[Texto para analizar]:
.....

El primer párrafo del primer artículo de
nuestra Carta Fundamental, estimado lector, es letra muerta. En Chile, las
personas no nacen libres e iguales en dignidad y derechos. Por el
contrario, nacen privadas de sus derechos básicos, y sometidas a indignas
condiciones de vida. Salvo, por cierto, que sus padres dispongan de buena situación
económica.
Ésa
es la situación: un Chile A, para los que disponen de suficientes recursos, y
un Chile B, para los que no los tienen. ¿A eso llamamos “nacer libres”?
Semejante
planteamiento es una cruenta burla, ¿verdad?, y lo seguirá siendo mientras se
mantenga vigente la
causa que origina tan deplorable escenario: el modelo de
desarrollo implementado por Pinochet en los inicios de su mandato, y tan bien
administrado por la Concertación durante sus cuatro gobiernos.
Aquél
al que el común de la gente llama “neoliberalismo”, y al que sus partidarios
más recalcitrantes denominan “economía social (¿) de mercado”.
Aunque
lo pertinente sería llamarlo por su verdadero nombre: la ley del más fuerte. O,
derechamente, usar el que le asigna la sabiduría popular: la ley del gallinero.

.....

[Tarea por realizar]:
Responda estas preguntas sobre el texto para analizar:
(a) ¿Qué parte de la Carta Fundamental se describe como letra muerta?
(b) ¿Quién implementó el modelo de desarrollo criticado y quién lo administró después?
(c) ¿Qué nombre le asigna la sabiduría popular a ese modelo?

[Información proporcionada]:
.....

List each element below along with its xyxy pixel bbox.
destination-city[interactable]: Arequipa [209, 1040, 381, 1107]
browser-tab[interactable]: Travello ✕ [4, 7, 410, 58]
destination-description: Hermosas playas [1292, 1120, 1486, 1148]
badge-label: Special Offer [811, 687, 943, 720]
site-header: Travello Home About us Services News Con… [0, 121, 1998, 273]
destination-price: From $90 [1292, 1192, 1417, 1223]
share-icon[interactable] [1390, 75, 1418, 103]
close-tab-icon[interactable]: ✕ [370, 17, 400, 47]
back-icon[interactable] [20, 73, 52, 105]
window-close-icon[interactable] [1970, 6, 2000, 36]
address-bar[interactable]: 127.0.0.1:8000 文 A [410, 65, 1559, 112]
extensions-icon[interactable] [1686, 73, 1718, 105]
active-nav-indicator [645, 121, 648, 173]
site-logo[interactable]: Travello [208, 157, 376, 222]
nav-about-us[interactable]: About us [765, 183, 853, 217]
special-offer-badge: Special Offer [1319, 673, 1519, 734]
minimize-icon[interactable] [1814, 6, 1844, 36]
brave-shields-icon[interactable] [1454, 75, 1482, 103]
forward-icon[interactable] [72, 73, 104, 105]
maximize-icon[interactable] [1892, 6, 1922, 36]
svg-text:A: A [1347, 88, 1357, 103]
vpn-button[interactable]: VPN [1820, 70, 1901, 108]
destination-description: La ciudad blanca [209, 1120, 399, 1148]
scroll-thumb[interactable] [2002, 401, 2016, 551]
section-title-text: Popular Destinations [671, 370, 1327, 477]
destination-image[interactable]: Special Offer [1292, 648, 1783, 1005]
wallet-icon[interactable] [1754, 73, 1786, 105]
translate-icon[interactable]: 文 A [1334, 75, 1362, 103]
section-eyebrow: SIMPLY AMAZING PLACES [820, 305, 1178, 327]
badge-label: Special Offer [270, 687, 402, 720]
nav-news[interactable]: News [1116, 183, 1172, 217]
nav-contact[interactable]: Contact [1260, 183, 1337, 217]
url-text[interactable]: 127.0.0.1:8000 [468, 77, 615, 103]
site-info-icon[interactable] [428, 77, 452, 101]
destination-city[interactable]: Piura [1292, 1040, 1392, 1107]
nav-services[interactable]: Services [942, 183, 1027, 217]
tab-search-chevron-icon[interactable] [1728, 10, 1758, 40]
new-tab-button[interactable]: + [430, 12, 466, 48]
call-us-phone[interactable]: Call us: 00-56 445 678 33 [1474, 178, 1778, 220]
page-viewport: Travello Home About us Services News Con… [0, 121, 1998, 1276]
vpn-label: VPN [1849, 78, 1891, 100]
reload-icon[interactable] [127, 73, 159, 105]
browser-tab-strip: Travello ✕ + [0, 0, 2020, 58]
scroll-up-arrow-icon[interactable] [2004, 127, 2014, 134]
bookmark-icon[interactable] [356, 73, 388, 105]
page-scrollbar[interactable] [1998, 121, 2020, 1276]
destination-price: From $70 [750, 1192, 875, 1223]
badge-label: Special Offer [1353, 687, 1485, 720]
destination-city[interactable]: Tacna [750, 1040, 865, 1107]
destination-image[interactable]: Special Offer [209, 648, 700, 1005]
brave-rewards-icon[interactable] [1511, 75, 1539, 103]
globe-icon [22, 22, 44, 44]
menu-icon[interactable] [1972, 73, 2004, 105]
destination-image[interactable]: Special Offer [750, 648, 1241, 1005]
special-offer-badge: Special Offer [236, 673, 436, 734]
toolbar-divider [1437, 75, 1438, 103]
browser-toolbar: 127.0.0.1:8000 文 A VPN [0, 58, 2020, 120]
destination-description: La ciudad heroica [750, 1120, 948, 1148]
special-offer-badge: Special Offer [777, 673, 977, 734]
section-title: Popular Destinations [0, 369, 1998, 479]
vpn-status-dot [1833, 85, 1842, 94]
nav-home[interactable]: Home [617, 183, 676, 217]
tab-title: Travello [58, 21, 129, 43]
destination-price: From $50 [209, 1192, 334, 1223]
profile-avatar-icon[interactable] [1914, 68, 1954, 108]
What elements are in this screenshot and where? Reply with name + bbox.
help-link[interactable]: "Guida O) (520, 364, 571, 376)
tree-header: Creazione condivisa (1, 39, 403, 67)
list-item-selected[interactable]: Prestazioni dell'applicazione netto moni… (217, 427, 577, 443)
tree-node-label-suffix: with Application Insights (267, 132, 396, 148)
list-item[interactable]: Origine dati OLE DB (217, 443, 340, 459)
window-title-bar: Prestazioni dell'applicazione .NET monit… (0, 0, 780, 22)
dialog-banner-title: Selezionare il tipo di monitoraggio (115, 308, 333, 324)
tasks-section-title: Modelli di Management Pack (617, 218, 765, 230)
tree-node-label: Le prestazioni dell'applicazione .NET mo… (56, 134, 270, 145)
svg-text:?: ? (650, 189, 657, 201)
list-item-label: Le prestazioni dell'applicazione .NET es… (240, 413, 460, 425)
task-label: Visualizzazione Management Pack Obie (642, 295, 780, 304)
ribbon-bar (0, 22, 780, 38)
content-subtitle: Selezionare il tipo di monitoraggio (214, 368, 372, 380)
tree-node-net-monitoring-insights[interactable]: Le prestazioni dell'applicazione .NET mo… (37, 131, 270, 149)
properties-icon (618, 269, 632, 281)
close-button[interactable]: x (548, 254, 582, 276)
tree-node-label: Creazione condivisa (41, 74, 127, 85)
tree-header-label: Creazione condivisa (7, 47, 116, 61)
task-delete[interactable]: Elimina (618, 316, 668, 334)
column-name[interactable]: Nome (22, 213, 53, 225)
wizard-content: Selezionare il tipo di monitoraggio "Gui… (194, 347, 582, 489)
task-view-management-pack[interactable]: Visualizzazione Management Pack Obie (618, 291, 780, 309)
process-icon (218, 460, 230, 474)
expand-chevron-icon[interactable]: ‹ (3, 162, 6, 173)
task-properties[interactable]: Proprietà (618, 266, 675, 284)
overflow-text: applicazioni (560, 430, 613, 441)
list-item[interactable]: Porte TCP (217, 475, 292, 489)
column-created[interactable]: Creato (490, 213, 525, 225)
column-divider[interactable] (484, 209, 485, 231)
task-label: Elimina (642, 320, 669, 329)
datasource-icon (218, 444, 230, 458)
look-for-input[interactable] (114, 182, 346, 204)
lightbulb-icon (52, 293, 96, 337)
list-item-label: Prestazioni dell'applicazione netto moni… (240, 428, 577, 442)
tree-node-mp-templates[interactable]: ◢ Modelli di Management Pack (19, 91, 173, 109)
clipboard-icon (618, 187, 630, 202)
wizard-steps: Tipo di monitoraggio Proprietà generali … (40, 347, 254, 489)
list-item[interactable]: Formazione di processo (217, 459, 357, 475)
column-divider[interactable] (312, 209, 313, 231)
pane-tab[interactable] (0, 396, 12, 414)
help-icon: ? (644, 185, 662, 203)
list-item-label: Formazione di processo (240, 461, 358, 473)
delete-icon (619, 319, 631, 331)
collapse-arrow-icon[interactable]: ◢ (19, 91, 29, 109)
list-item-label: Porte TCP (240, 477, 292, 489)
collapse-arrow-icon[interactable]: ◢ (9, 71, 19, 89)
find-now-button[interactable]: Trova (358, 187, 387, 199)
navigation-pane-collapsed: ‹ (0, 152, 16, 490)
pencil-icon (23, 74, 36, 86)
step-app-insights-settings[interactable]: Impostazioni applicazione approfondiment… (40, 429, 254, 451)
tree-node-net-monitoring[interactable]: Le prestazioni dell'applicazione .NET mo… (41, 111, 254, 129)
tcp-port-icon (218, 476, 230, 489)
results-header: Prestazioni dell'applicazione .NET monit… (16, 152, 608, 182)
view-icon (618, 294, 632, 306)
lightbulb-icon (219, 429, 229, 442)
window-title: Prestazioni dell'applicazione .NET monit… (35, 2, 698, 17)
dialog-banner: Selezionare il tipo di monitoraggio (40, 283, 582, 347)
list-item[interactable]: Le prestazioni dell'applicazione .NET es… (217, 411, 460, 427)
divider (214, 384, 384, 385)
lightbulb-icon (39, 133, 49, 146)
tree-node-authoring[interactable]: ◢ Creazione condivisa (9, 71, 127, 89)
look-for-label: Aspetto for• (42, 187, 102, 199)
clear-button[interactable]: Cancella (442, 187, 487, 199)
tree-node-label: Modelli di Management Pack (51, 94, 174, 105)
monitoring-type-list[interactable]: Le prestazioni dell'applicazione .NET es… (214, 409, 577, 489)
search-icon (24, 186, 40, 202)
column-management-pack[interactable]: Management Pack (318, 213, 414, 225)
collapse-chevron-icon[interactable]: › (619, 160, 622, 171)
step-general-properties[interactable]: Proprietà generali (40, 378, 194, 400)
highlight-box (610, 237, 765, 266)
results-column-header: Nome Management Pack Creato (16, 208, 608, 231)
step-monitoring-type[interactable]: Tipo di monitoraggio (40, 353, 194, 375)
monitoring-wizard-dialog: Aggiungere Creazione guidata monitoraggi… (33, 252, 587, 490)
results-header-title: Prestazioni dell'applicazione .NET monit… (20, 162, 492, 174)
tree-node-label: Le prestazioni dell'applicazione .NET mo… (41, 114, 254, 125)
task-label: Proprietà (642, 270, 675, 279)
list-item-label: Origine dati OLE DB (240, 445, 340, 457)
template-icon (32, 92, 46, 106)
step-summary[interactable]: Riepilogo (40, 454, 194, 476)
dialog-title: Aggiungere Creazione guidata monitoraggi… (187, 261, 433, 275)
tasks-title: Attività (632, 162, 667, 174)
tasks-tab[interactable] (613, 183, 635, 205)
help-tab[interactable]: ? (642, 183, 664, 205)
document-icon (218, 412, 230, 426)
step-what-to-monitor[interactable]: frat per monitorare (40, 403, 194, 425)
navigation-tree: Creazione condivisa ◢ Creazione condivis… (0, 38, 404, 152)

.....

[Resultado del ejercicio]:
(a) El primer párrafo del primer artículo.
(b) Lo implementó Pinochet en los inicios de su mandato, y lo administró la Concertación durante sus cuatro gobiernos.
(c) La ley del gallinero.